§ What the exercise asks
Scan the following material for the string "Leistungsfähigkeit" and copy each line in which it appears.

§ Dataset
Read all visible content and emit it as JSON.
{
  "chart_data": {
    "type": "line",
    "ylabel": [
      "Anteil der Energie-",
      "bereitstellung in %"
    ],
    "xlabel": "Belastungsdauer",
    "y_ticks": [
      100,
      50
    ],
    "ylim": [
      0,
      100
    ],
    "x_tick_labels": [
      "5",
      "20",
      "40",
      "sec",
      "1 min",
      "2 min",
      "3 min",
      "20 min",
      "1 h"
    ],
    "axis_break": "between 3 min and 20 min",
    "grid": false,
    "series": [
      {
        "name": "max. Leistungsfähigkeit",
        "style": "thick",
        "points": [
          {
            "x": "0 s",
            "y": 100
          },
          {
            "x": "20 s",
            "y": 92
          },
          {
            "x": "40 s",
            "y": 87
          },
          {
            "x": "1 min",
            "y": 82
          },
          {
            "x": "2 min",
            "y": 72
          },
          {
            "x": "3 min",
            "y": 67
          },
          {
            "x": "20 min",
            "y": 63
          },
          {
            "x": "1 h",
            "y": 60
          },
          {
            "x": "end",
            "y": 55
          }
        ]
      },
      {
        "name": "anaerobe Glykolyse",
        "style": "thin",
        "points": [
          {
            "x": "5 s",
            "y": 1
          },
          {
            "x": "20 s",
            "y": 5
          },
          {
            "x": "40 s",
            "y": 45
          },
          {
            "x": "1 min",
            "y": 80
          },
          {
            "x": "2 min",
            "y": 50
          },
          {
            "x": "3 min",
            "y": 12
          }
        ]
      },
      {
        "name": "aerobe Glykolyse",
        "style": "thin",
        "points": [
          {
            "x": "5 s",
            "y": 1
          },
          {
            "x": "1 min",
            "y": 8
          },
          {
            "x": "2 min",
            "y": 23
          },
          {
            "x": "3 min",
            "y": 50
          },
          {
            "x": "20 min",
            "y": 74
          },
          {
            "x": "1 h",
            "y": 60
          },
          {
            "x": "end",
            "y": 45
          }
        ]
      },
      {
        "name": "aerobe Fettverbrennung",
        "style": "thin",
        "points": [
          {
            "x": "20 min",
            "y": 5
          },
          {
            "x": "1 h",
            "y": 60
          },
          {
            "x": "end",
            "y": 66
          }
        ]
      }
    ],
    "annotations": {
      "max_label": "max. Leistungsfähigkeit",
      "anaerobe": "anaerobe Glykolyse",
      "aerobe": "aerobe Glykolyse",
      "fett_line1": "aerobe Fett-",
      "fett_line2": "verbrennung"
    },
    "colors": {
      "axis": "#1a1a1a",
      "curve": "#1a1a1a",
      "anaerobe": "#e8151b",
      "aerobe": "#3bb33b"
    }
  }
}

§ Expected answer
        "name": "max. Leistungsfähigkeit",
      "max_label": "max. Leistungsfähigkeit",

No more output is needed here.